State how many lines contain the string "Hold", and write nothing else.

* * * *

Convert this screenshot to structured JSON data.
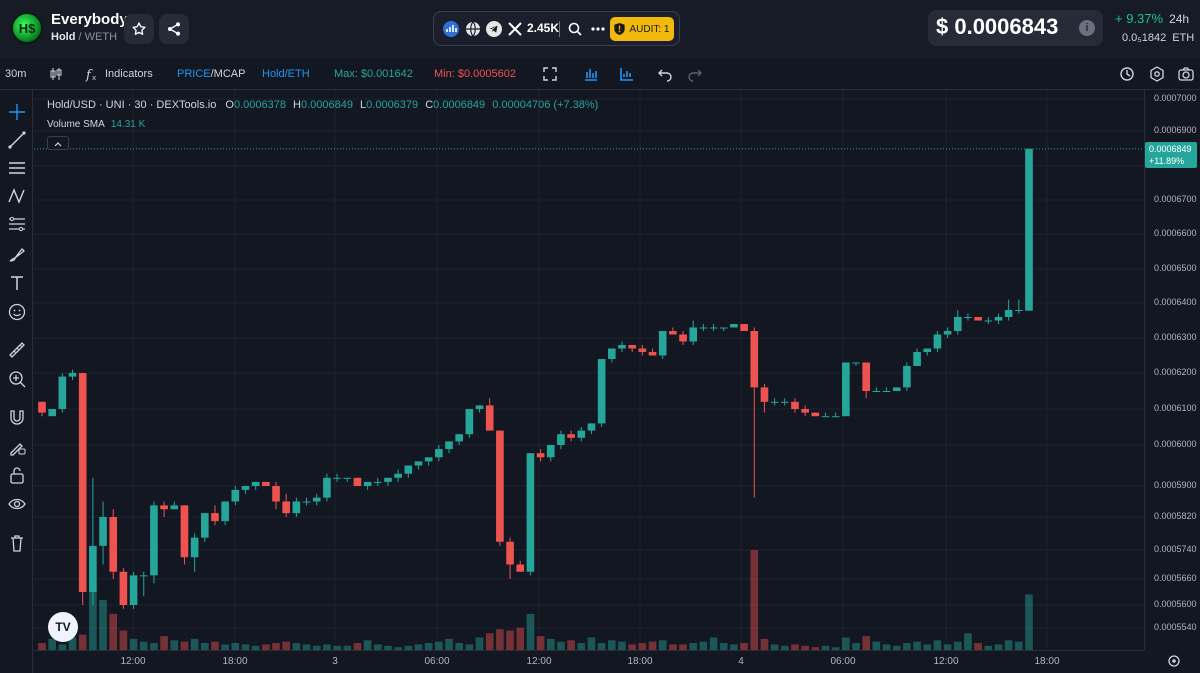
{
  "header": {
    "token_name": "Everybody",
    "token_symbol": "Hold",
    "pair_sep": "/",
    "pair_quote": "WETH",
    "social_count": "2.45K",
    "audit_label": "AUDIT: 1",
    "price": "$ 0.0006843",
    "change_pct": "+ 9.37%",
    "change_period": "24h",
    "eth_price": "0.0₅1842",
    "eth_unit": "ETH"
  },
  "toolbar": {
    "interval": "30m",
    "indicators": "Indicators",
    "price_mcap_a": "PRICE",
    "price_mcap_b": "/MCAP",
    "pair_label": "Hold/ETH",
    "max_label": "Max: $0.001642",
    "min_label": "Min: $0.0005602"
  },
  "legend": {
    "symbol": "Hold/USD · UNI · 30 · DEXTools.io",
    "o": "0.0006378",
    "h": "0.0006849",
    "l": "0.0006379",
    "c": "0.0006849",
    "chg": "0.00004706 (+7.38%)",
    "volume_label": "Volume SMA",
    "volume_value": "14.31 K"
  },
  "last_price_tag": {
    "price": "0.0006849",
    "pct": "+11.89%"
  },
  "colors": {
    "up": "#26a69a",
    "down": "#ef5350",
    "bg": "#131722",
    "accent": "#2196f3",
    "audit": "#f0b90b"
  },
  "chart_data": {
    "type": "candlestick",
    "ylim": [
      0.00055,
      0.0007
    ],
    "y_ticks": [
      "0.0007000",
      "0.0006900",
      "0.0006800",
      "0.0006700",
      "0.0006600",
      "0.0006500",
      "0.0006400",
      "0.0006300",
      "0.0006200",
      "0.0006100",
      "0.0006000",
      "0.0005900",
      "0.0005820",
      "0.0005740",
      "0.0005660",
      "0.0005600",
      "0.0005540"
    ],
    "x_ticks": [
      "12:00",
      "18:00",
      "3",
      "06:00",
      "12:00",
      "18:00",
      "4",
      "06:00",
      "12:00",
      "18:00"
    ],
    "candles": [
      [
        0.000612,
        0.000612,
        0.000608,
        0.000609
      ],
      [
        0.000608,
        0.00061,
        0.000608,
        0.00061
      ],
      [
        0.00061,
        0.00062,
        0.000609,
        0.000619
      ],
      [
        0.000619,
        0.000621,
        0.000618,
        0.00062
      ],
      [
        0.00062,
        0.00062,
        0.00056,
        0.000563
      ],
      [
        0.000563,
        0.000592,
        0.00056,
        0.000575
      ],
      [
        0.000575,
        0.000586,
        0.00057,
        0.000582
      ],
      [
        0.000582,
        0.000584,
        0.000566,
        0.000568
      ],
      [
        0.000568,
        0.000569,
        0.000559,
        0.00056
      ],
      [
        0.00056,
        0.000568,
        0.000559,
        0.000567
      ],
      [
        0.000567,
        0.000568,
        0.000562,
        0.000567
      ],
      [
        0.000567,
        0.000586,
        0.000565,
        0.000585
      ],
      [
        0.000585,
        0.000586,
        0.000582,
        0.000584
      ],
      [
        0.000584,
        0.000586,
        0.000584,
        0.000585
      ],
      [
        0.000585,
        0.000585,
        0.00057,
        0.000572
      ],
      [
        0.000572,
        0.000578,
        0.000568,
        0.000577
      ],
      [
        0.000577,
        0.000583,
        0.000576,
        0.000583
      ],
      [
        0.000583,
        0.000585,
        0.00058,
        0.000581
      ],
      [
        0.000581,
        0.000586,
        0.00058,
        0.000586
      ],
      [
        0.000586,
        0.00059,
        0.000585,
        0.000589
      ],
      [
        0.000589,
        0.00059,
        0.000588,
        0.00059
      ],
      [
        0.00059,
        0.000591,
        0.000589,
        0.000591
      ],
      [
        0.000591,
        0.000591,
        0.00059,
        0.00059
      ],
      [
        0.00059,
        0.000591,
        0.000584,
        0.000586
      ],
      [
        0.000586,
        0.000588,
        0.000582,
        0.000583
      ],
      [
        0.000583,
        0.000587,
        0.000582,
        0.000586
      ],
      [
        0.000586,
        0.000587,
        0.000585,
        0.000586
      ],
      [
        0.000586,
        0.000588,
        0.000585,
        0.000587
      ],
      [
        0.000587,
        0.000593,
        0.000586,
        0.000592
      ],
      [
        0.000592,
        0.000593,
        0.000591,
        0.000592
      ],
      [
        0.000592,
        0.000592,
        0.000591,
        0.000592
      ],
      [
        0.000592,
        0.000592,
        0.00059,
        0.00059
      ],
      [
        0.00059,
        0.000591,
        0.000589,
        0.000591
      ],
      [
        0.000591,
        0.000592,
        0.00059,
        0.000591
      ],
      [
        0.000591,
        0.000592,
        0.00059,
        0.000592
      ],
      [
        0.000592,
        0.000594,
        0.000591,
        0.000593
      ],
      [
        0.000593,
        0.000595,
        0.000592,
        0.000595
      ],
      [
        0.000595,
        0.000596,
        0.000594,
        0.000596
      ],
      [
        0.000596,
        0.000597,
        0.000595,
        0.000597
      ],
      [
        0.000597,
        0.0006,
        0.000596,
        0.000599
      ],
      [
        0.000599,
        0.000601,
        0.000598,
        0.000601
      ],
      [
        0.000601,
        0.000603,
        0.0006,
        0.000603
      ],
      [
        0.000603,
        0.00061,
        0.000602,
        0.00061
      ],
      [
        0.00061,
        0.000611,
        0.000609,
        0.000611
      ],
      [
        0.000611,
        0.000613,
        0.000604,
        0.000604
      ],
      [
        0.000604,
        0.000604,
        0.000575,
        0.000576
      ],
      [
        0.000576,
        0.000577,
        0.000566,
        0.00057
      ],
      [
        0.00057,
        0.000571,
        0.000568,
        0.000568
      ],
      [
        0.000568,
        0.000598,
        0.000567,
        0.000598
      ],
      [
        0.000598,
        0.000599,
        0.000596,
        0.000597
      ],
      [
        0.000597,
        0.0006,
        0.000596,
        0.0006
      ],
      [
        0.0006,
        0.000604,
        0.000599,
        0.000603
      ],
      [
        0.000603,
        0.000604,
        0.000601,
        0.000602
      ],
      [
        0.000602,
        0.000605,
        0.000601,
        0.000604
      ],
      [
        0.000604,
        0.000606,
        0.000603,
        0.000606
      ],
      [
        0.000606,
        0.000624,
        0.000605,
        0.000624
      ],
      [
        0.000624,
        0.000627,
        0.000623,
        0.000627
      ],
      [
        0.000627,
        0.000629,
        0.000626,
        0.000628
      ],
      [
        0.000628,
        0.000628,
        0.000626,
        0.000627
      ],
      [
        0.000627,
        0.000628,
        0.000625,
        0.000626
      ],
      [
        0.000626,
        0.000627,
        0.000625,
        0.000625
      ],
      [
        0.000625,
        0.000632,
        0.000624,
        0.000632
      ],
      [
        0.000632,
        0.000633,
        0.000631,
        0.000631
      ],
      [
        0.000631,
        0.000632,
        0.000628,
        0.000629
      ],
      [
        0.000629,
        0.000635,
        0.000628,
        0.000633
      ],
      [
        0.000633,
        0.000634,
        0.000632,
        0.000633
      ],
      [
        0.000633,
        0.000634,
        0.000632,
        0.000633
      ],
      [
        0.000633,
        0.000633,
        0.000632,
        0.000633
      ],
      [
        0.000633,
        0.000634,
        0.000633,
        0.000634
      ],
      [
        0.000634,
        0.000634,
        0.000632,
        0.000632
      ],
      [
        0.000632,
        0.000633,
        0.000587,
        0.000616
      ],
      [
        0.000616,
        0.000617,
        0.000609,
        0.000612
      ],
      [
        0.000612,
        0.000613,
        0.000611,
        0.000612
      ],
      [
        0.000612,
        0.000613,
        0.000611,
        0.000612
      ],
      [
        0.000612,
        0.000613,
        0.000609,
        0.00061
      ],
      [
        0.00061,
        0.000611,
        0.000608,
        0.000609
      ],
      [
        0.000609,
        0.000609,
        0.000608,
        0.000608
      ],
      [
        0.000608,
        0.000609,
        0.000608,
        0.000608
      ],
      [
        0.000608,
        0.000609,
        0.000608,
        0.000608
      ],
      [
        0.000608,
        0.000623,
        0.000608,
        0.000623
      ],
      [
        0.000623,
        0.000623,
        0.000622,
        0.000623
      ],
      [
        0.000623,
        0.000623,
        0.000613,
        0.000615
      ],
      [
        0.000615,
        0.000616,
        0.000615,
        0.000615
      ],
      [
        0.000615,
        0.000616,
        0.000615,
        0.000615
      ],
      [
        0.000615,
        0.000616,
        0.000615,
        0.000616
      ],
      [
        0.000616,
        0.000623,
        0.000615,
        0.000622
      ],
      [
        0.000622,
        0.000627,
        0.000622,
        0.000626
      ],
      [
        0.000626,
        0.000627,
        0.000625,
        0.000627
      ],
      [
        0.000627,
        0.000632,
        0.000626,
        0.000631
      ],
      [
        0.000631,
        0.000633,
        0.00063,
        0.000632
      ],
      [
        0.000632,
        0.000638,
        0.000631,
        0.000636
      ],
      [
        0.000636,
        0.000637,
        0.000635,
        0.000636
      ],
      [
        0.000636,
        0.000636,
        0.000635,
        0.000635
      ],
      [
        0.000635,
        0.000636,
        0.000634,
        0.000635
      ],
      [
        0.000635,
        0.000637,
        0.000634,
        0.000636
      ],
      [
        0.000636,
        0.000641,
        0.000635,
        0.000638
      ],
      [
        0.000638,
        0.000641,
        0.000637,
        0.000638
      ],
      [
        0.0006378,
        0.0006849,
        0.0006379,
        0.0006849
      ]
    ],
    "volumes": [
      0.5,
      0.8,
      0.4,
      0.9,
      1.1,
      4.6,
      3.6,
      2.6,
      1.4,
      0.8,
      0.6,
      0.5,
      1.0,
      0.7,
      0.6,
      0.8,
      0.5,
      0.6,
      0.4,
      0.5,
      0.4,
      0.3,
      0.4,
      0.5,
      0.6,
      0.5,
      0.4,
      0.3,
      0.4,
      0.3,
      0.3,
      0.5,
      0.7,
      0.4,
      0.3,
      0.2,
      0.3,
      0.4,
      0.5,
      0.6,
      0.8,
      0.5,
      0.4,
      0.9,
      1.2,
      1.5,
      1.4,
      1.6,
      2.6,
      1.0,
      0.8,
      0.6,
      0.7,
      0.5,
      0.9,
      0.5,
      0.7,
      0.6,
      0.4,
      0.5,
      0.6,
      0.7,
      0.4,
      0.4,
      0.5,
      0.6,
      0.9,
      0.5,
      0.4,
      0.5,
      7.2,
      0.8,
      0.4,
      0.3,
      0.4,
      0.3,
      0.2,
      0.3,
      0.2,
      0.9,
      0.5,
      1.0,
      0.6,
      0.4,
      0.3,
      0.5,
      0.6,
      0.4,
      0.7,
      0.4,
      0.6,
      1.2,
      0.5,
      0.3,
      0.4,
      0.7,
      0.6,
      4.0
    ]
  }
}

* * * *

Complete response.
3